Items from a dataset

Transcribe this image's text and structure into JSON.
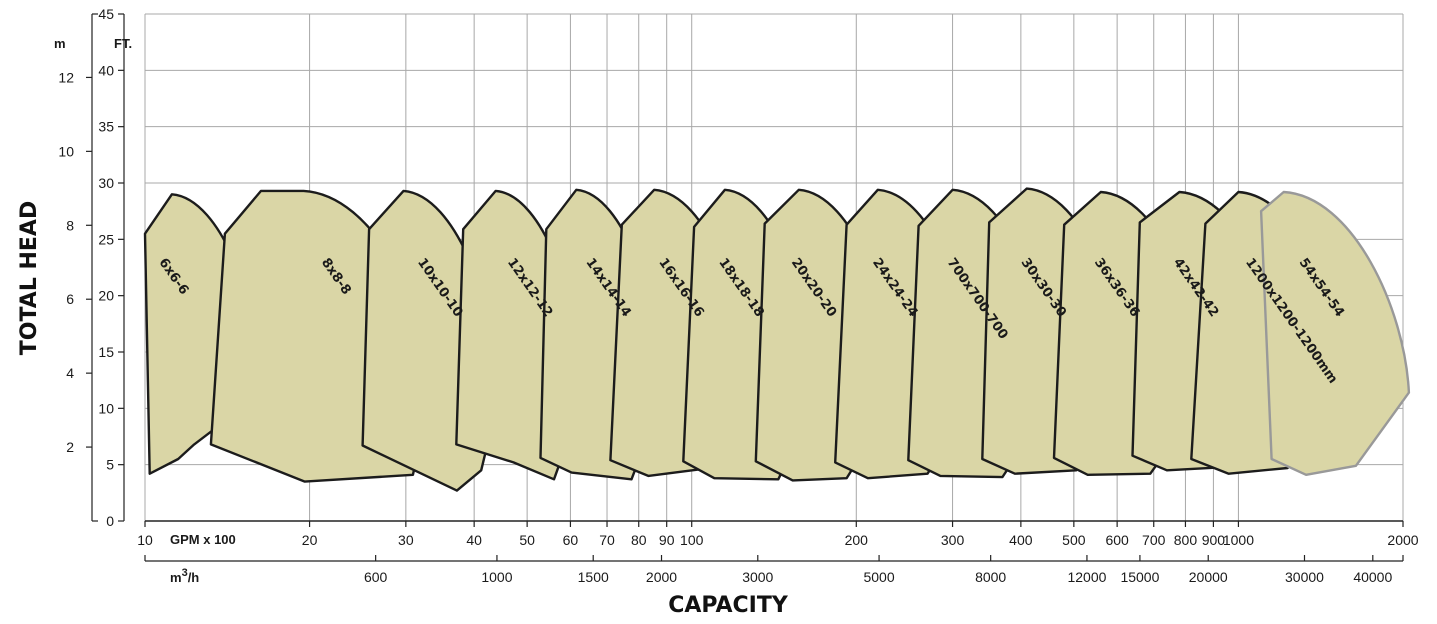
{
  "chart_data": {
    "type": "area",
    "title": "",
    "xlabel": "CAPACITY",
    "ylabel": "TOTAL HEAD",
    "x_scale": "log",
    "xlim_gpm_hundreds": [
      10,
      2000
    ],
    "ylim_ft": [
      0,
      45
    ],
    "grid": true,
    "y_axis_ft": {
      "unit": "FT.",
      "ticks": [
        0,
        5,
        10,
        15,
        20,
        25,
        30,
        35,
        40,
        45
      ]
    },
    "y_axis_m": {
      "unit": "m",
      "ticks": [
        2,
        4,
        6,
        8,
        10,
        12
      ]
    },
    "x_axis_gpm": {
      "unit": "GPM x 100",
      "ticks": [
        10,
        20,
        30,
        40,
        50,
        60,
        70,
        80,
        90,
        100,
        200,
        300,
        400,
        500,
        600,
        700,
        800,
        900,
        1000,
        2000
      ],
      "tick_labels": [
        "10",
        "20",
        "30",
        "40",
        "50",
        "60",
        "70",
        "80",
        "90",
        "100",
        "200",
        "300",
        "400",
        "500",
        "600",
        "700",
        "800",
        "900",
        "1000",
        "2000"
      ]
    },
    "x_axis_m3h": {
      "unit": "m3/h",
      "ticks": [
        600,
        1000,
        1500,
        2000,
        3000,
        5000,
        8000,
        12000,
        15000,
        20000,
        30000,
        40000
      ],
      "tick_labels": [
        "600",
        "1000",
        "1500",
        "2000",
        "3000",
        "5000",
        "8000",
        "12000",
        "15000",
        "20000",
        "30000",
        "40000"
      ]
    },
    "series": [
      {
        "name": "6x6-6",
        "top": [
          [
            10,
            25.5
          ],
          [
            11.2,
            29
          ]
        ],
        "right": [
          [
            16.5,
            11.5
          ]
        ],
        "bottom": [
          [
            10.2,
            4.2
          ],
          [
            11.5,
            5.5
          ],
          [
            12.3,
            6.8
          ]
        ],
        "label_at": [
          10.6,
          23
        ]
      },
      {
        "name": "8x8-8",
        "top": [
          [
            14,
            25.5
          ],
          [
            16.3,
            29.3
          ],
          [
            19.5,
            29.3
          ]
        ],
        "right": [
          [
            33.5,
            11.5
          ]
        ],
        "bottom": [
          [
            13.2,
            6.8
          ],
          [
            19.6,
            3.5
          ],
          [
            30.9,
            4.1
          ]
        ],
        "label_at": [
          21,
          23
        ]
      },
      {
        "name": "10x10-10",
        "top": [
          [
            25.7,
            25.9
          ],
          [
            29.7,
            29.3
          ]
        ],
        "right": [
          [
            44.6,
            11.4
          ]
        ],
        "bottom": [
          [
            25,
            6.7
          ],
          [
            37.2,
            2.7
          ],
          [
            41.2,
            4.5
          ]
        ],
        "label_at": [
          31.5,
          23
        ]
      },
      {
        "name": "12x12-12",
        "top": [
          [
            38.2,
            25.9
          ],
          [
            43.8,
            29.3
          ]
        ],
        "right": [
          [
            63.8,
            11.4
          ]
        ],
        "bottom": [
          [
            37.1,
            6.8
          ],
          [
            47.2,
            5.2
          ],
          [
            56,
            3.7
          ]
        ],
        "label_at": [
          46,
          23
        ]
      },
      {
        "name": "14x14-14",
        "top": [
          [
            54.2,
            25.9
          ],
          [
            61.5,
            29.4
          ]
        ],
        "right": [
          [
            89.2,
            11.4
          ]
        ],
        "bottom": [
          [
            52.9,
            5.6
          ],
          [
            60.3,
            4.3
          ],
          [
            77.6,
            3.7
          ]
        ],
        "label_at": [
          64,
          23
        ]
      },
      {
        "name": "16x16-16",
        "top": [
          [
            74.5,
            26.3
          ],
          [
            85.4,
            29.4
          ]
        ],
        "right": [
          [
            129,
            11.2
          ]
        ],
        "bottom": [
          [
            71,
            5.4
          ],
          [
            83.3,
            4
          ],
          [
            104,
            4.6
          ]
        ],
        "label_at": [
          87,
          23
        ]
      },
      {
        "name": "18x18-18",
        "top": [
          [
            101,
            26.1
          ],
          [
            115,
            29.4
          ]
        ],
        "right": [
          [
            171,
            11.2
          ]
        ],
        "bottom": [
          [
            96.5,
            5.3
          ],
          [
            110,
            3.8
          ],
          [
            144,
            3.7
          ]
        ],
        "label_at": [
          112,
          23
        ]
      },
      {
        "name": "20x20-20",
        "top": [
          [
            136,
            26.4
          ],
          [
            157,
            29.4
          ]
        ],
        "right": [
          [
            239,
            11.2
          ]
        ],
        "bottom": [
          [
            131,
            5.3
          ],
          [
            153,
            3.6
          ],
          [
            192,
            3.8
          ]
        ],
        "label_at": [
          152,
          23
        ]
      },
      {
        "name": "24x24-24",
        "top": [
          [
            192,
            26.3
          ],
          [
            219,
            29.4
          ]
        ],
        "right": [
          [
            335,
            11.2
          ]
        ],
        "bottom": [
          [
            183,
            5.2
          ],
          [
            210,
            3.8
          ],
          [
            270,
            4.2
          ]
        ],
        "label_at": [
          214,
          23
        ]
      },
      {
        "name": "700x700-700",
        "top": [
          [
            260,
            26.2
          ],
          [
            300,
            29.4
          ]
        ],
        "right": [
          [
            465,
            11.2
          ]
        ],
        "bottom": [
          [
            249,
            5.4
          ],
          [
            285,
            4
          ],
          [
            370,
            3.9
          ]
        ],
        "label_at": [
          293,
          23
        ]
      },
      {
        "name": "30x30-30",
        "top": [
          [
            350,
            26.5
          ],
          [
            410,
            29.5
          ]
        ],
        "right": [
          [
            635,
            11.4
          ]
        ],
        "bottom": [
          [
            340,
            5.5
          ],
          [
            390,
            4.2
          ],
          [
            505,
            4.5
          ]
        ],
        "label_at": [
          400,
          23
        ]
      },
      {
        "name": "36x36-36",
        "top": [
          [
            480,
            26.3
          ],
          [
            560,
            29.2
          ]
        ],
        "right": [
          [
            880,
            11.4
          ]
        ],
        "bottom": [
          [
            460,
            5.6
          ],
          [
            530,
            4.1
          ],
          [
            690,
            4.2
          ]
        ],
        "label_at": [
          545,
          23
        ]
      },
      {
        "name": "42x42-42",
        "top": [
          [
            660,
            26.5
          ],
          [
            780,
            29.2
          ]
        ],
        "right": [
          [
            1250,
            11.4
          ]
        ],
        "bottom": [
          [
            640,
            5.8
          ],
          [
            740,
            4.5
          ],
          [
            960,
            4.8
          ]
        ],
        "label_at": [
          760,
          23
        ]
      },
      {
        "name": "1200x1200-1200mm",
        "top": [
          [
            870,
            26.4
          ],
          [
            1000,
            29.2
          ]
        ],
        "right": [
          [
            1600,
            11.4
          ]
        ],
        "bottom": [
          [
            820,
            5.5
          ],
          [
            960,
            4.2
          ],
          [
            1230,
            4.7
          ]
        ],
        "label_at": [
          1030,
          23
        ]
      },
      {
        "name": "54x54-54",
        "top": [
          [
            1100,
            27.5
          ],
          [
            1210,
            29.2
          ]
        ],
        "right": [
          [
            2050,
            11.4
          ]
        ],
        "bottom": [
          [
            1150,
            5.5
          ],
          [
            1330,
            4.1
          ],
          [
            1640,
            4.9
          ]
        ],
        "label_at": [
          1290,
          23
        ]
      }
    ],
    "colors": {
      "fill": "#dad6a6",
      "stroke": "#1c1c1c",
      "last_stroke": "#999999",
      "grid": "#a8a8a8"
    }
  }
}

* Exercise aim
Copy every line of the data exactly as written, excluding the pictures.

* Final result
Transcribe this image's text and structure into JSON.
{
  "chart_data": {
    "type": "area",
    "title": "",
    "xlabel": "CAPACITY",
    "ylabel": "TOTAL HEAD",
    "x_scale": "log",
    "xlim_gpm_hundreds": [
      10,
      2000
    ],
    "ylim_ft": [
      0,
      45
    ],
    "grid": true,
    "y_axis_ft": {
      "unit": "FT.",
      "ticks": [
        0,
        5,
        10,
        15,
        20,
        25,
        30,
        35,
        40,
        45
      ]
    },
    "y_axis_m": {
      "unit": "m",
      "ticks": [
        2,
        4,
        6,
        8,
        10,
        12
      ]
    },
    "x_axis_gpm": {
      "unit": "GPM x 100",
      "ticks": [
        10,
        20,
        30,
        40,
        50,
        60,
        70,
        80,
        90,
        100,
        200,
        300,
        400,
        500,
        600,
        700,
        800,
        900,
        1000,
        2000
      ],
      "tick_labels": [
        "10",
        "20",
        "30",
        "40",
        "50",
        "60",
        "70",
        "80",
        "90",
        "100",
        "200",
        "300",
        "400",
        "500",
        "600",
        "700",
        "800",
        "900",
        "1000",
        "2000"
      ]
    },
    "x_axis_m3h": {
      "unit": "m3/h",
      "ticks": [
        600,
        1000,
        1500,
        2000,
        3000,
        5000,
        8000,
        12000,
        15000,
        20000,
        30000,
        40000
      ],
      "tick_labels": [
        "600",
        "1000",
        "1500",
        "2000",
        "3000",
        "5000",
        "8000",
        "12000",
        "15000",
        "20000",
        "30000",
        "40000"
      ]
    },
    "series": [
      {
        "name": "6x6-6",
        "top": [
          [
            10,
            25.5
          ],
          [
            11.2,
            29
          ]
        ],
        "right": [
          [
            16.5,
            11.5
          ]
        ],
        "bottom": [
          [
            10.2,
            4.2
          ],
          [
            11.5,
            5.5
          ],
          [
            12.3,
            6.8
          ]
        ],
        "label_at": [
          10.6,
          23
        ]
      },
      {
        "name": "8x8-8",
        "top": [
          [
            14,
            25.5
          ],
          [
            16.3,
            29.3
          ],
          [
            19.5,
            29.3
          ]
        ],
        "right": [
          [
            33.5,
            11.5
          ]
        ],
        "bottom": [
          [
            13.2,
            6.8
          ],
          [
            19.6,
            3.5
          ],
          [
            30.9,
            4.1
          ]
        ],
        "label_at": [
          21,
          23
        ]
      },
      {
        "name": "10x10-10",
        "top": [
          [
            25.7,
            25.9
          ],
          [
            29.7,
            29.3
          ]
        ],
        "right": [
          [
            44.6,
            11.4
          ]
        ],
        "bottom": [
          [
            25,
            6.7
          ],
          [
            37.2,
            2.7
          ],
          [
            41.2,
            4.5
          ]
        ],
        "label_at": [
          31.5,
          23
        ]
      },
      {
        "name": "12x12-12",
        "top": [
          [
            38.2,
            25.9
          ],
          [
            43.8,
            29.3
          ]
        ],
        "right": [
          [
            63.8,
            11.4
          ]
        ],
        "bottom": [
          [
            37.1,
            6.8
          ],
          [
            47.2,
            5.2
          ],
          [
            56,
            3.7
          ]
        ],
        "label_at": [
          46,
          23
        ]
      },
      {
        "name": "14x14-14",
        "top": [
          [
            54.2,
            25.9
          ],
          [
            61.5,
            29.4
          ]
        ],
        "right": [
          [
            89.2,
            11.4
          ]
        ],
        "bottom": [
          [
            52.9,
            5.6
          ],
          [
            60.3,
            4.3
          ],
          [
            77.6,
            3.7
          ]
        ],
        "label_at": [
          64,
          23
        ]
      },
      {
        "name": "16x16-16",
        "top": [
          [
            74.5,
            26.3
          ],
          [
            85.4,
            29.4
          ]
        ],
        "right": [
          [
            129,
            11.2
          ]
        ],
        "bottom": [
          [
            71,
            5.4
          ],
          [
            83.3,
            4
          ],
          [
            104,
            4.6
          ]
        ],
        "label_at": [
          87,
          23
        ]
      },
      {
        "name": "18x18-18",
        "top": [
          [
            101,
            26.1
          ],
          [
            115,
            29.4
          ]
        ],
        "right": [
          [
            171,
            11.2
          ]
        ],
        "bottom": [
          [
            96.5,
            5.3
          ],
          [
            110,
            3.8
          ],
          [
            144,
            3.7
          ]
        ],
        "label_at": [
          112,
          23
        ]
      },
      {
        "name": "20x20-20",
        "top": [
          [
            136,
            26.4
          ],
          [
            157,
            29.4
          ]
        ],
        "right": [
          [
            239,
            11.2
          ]
        ],
        "bottom": [
          [
            131,
            5.3
          ],
          [
            153,
            3.6
          ],
          [
            192,
            3.8
          ]
        ],
        "label_at": [
          152,
          23
        ]
      },
      {
        "name": "24x24-24",
        "top": [
          [
            192,
            26.3
          ],
          [
            219,
            29.4
          ]
        ],
        "right": [
          [
            335,
            11.2
          ]
        ],
        "bottom": [
          [
            183,
            5.2
          ],
          [
            210,
            3.8
          ],
          [
            270,
            4.2
          ]
        ],
        "label_at": [
          214,
          23
        ]
      },
      {
        "name": "700x700-700",
        "top": [
          [
            260,
            26.2
          ],
          [
            300,
            29.4
          ]
        ],
        "right": [
          [
            465,
            11.2
          ]
        ],
        "bottom": [
          [
            249,
            5.4
          ],
          [
            285,
            4
          ],
          [
            370,
            3.9
          ]
        ],
        "label_at": [
          293,
          23
        ]
      },
      {
        "name": "30x30-30",
        "top": [
          [
            350,
            26.5
          ],
          [
            410,
            29.5
          ]
        ],
        "right": [
          [
            635,
            11.4
          ]
        ],
        "bottom": [
          [
            340,
            5.5
          ],
          [
            390,
            4.2
          ],
          [
            505,
            4.5
          ]
        ],
        "label_at": [
          400,
          23
        ]
      },
      {
        "name": "36x36-36",
        "top": [
          [
            480,
            26.3
          ],
          [
            560,
            29.2
          ]
        ],
        "right": [
          [
            880,
            11.4
          ]
        ],
        "bottom": [
          [
            460,
            5.6
          ],
          [
            530,
            4.1
          ],
          [
            690,
            4.2
          ]
        ],
        "label_at": [
          545,
          23
        ]
      },
      {
        "name": "42x42-42",
        "top": [
          [
            660,
            26.5
          ],
          [
            780,
            29.2
          ]
        ],
        "right": [
          [
            1250,
            11.4
          ]
        ],
        "bottom": [
          [
            640,
            5.8
          ],
          [
            740,
            4.5
          ],
          [
            960,
            4.8
          ]
        ],
        "label_at": [
          760,
          23
        ]
      },
      {
        "name": "1200x1200-1200mm",
        "top": [
          [
            870,
            26.4
          ],
          [
            1000,
            29.2
          ]
        ],
        "right": [
          [
            1600,
            11.4
          ]
        ],
        "bottom": [
          [
            820,
            5.5
          ],
          [
            960,
            4.2
          ],
          [
            1230,
            4.7
          ]
        ],
        "label_at": [
          1030,
          23
        ]
      },
      {
        "name": "54x54-54",
        "top": [
          [
            1100,
            27.5
          ],
          [
            1210,
            29.2
          ]
        ],
        "right": [
          [
            2050,
            11.4
          ]
        ],
        "bottom": [
          [
            1150,
            5.5
          ],
          [
            1330,
            4.1
          ],
          [
            1640,
            4.9
          ]
        ],
        "label_at": [
          1290,
          23
        ]
      }
    ],
    "colors": {
      "fill": "#dad6a6",
      "stroke": "#1c1c1c",
      "last_stroke": "#999999",
      "grid": "#a8a8a8"
    }
  }
}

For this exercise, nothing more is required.